§ Stated exercise: Print the stretch of the article on oil and gas insurance from "Key considerations and" through "and insurance lines.", word for word.

§ Article:
· · · ·

In 2023, energy security and affordability, macroeconomic trends, and shifting policies and regulations – the pillars of a balanced energy equation – were all in a state of significant flux. Though the oil and gas industry is no stranger to disrupters, this unique confluence of shifting variables ushered in both challenges and opportunities for players in this space. And in 2024, these forces continue to shape the industry’s landscape. In order to capitalize on opportunities for growth, oil and gas companies need to protect their operations, investments, and assets with the proper insurance coverage and risk management strategies.
Just as the energy industry continues to adapt to the unknown, so too do does the insurance market, with rates changing and capacity shifting in response to loss patterns. However, maintaining proactive communication with underwriters and providing evidence of claims resiliency will render improved results. Partnering with an advisor who has expertise in both the oil and gas industry and the overlay of coverages that protect energy companies can help businesses approach the insurance market, allowing them to obtain the best available outcomes.
Key considerations and insurance market trends
Geopolitics and supply chains
Globally in 2024, the geopolitical environment is seeing instability, with conflicts worsening and amplifying one another. The oil and gas industry is no stranger to these types of events, but they shape the economy, trade policy, and supply chains in ways that impact key business operations and insurance lines.

· · · ·

§ Collected material:
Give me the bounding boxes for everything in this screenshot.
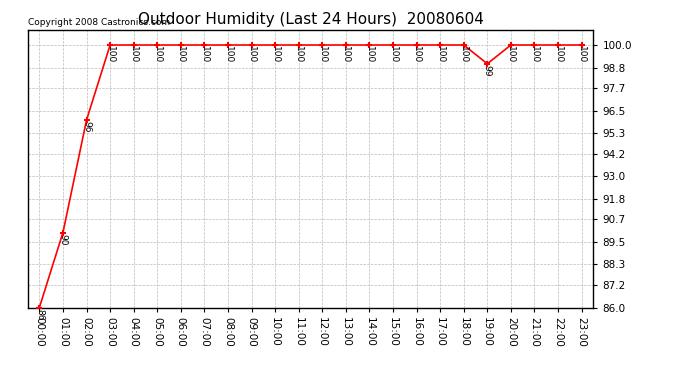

· · · ·

§ Answer to the exercise:
Key considerations and insurance market trends
Geopolitics and supply chains
Globally in 2024, the geopolitical environment is seeing instability, with conflicts worsening and amplifying one another. The oil and gas industry is no stranger to these types of events, but they shape the economy, trade policy, and supply chains in ways that impact key business operations and insurance lines.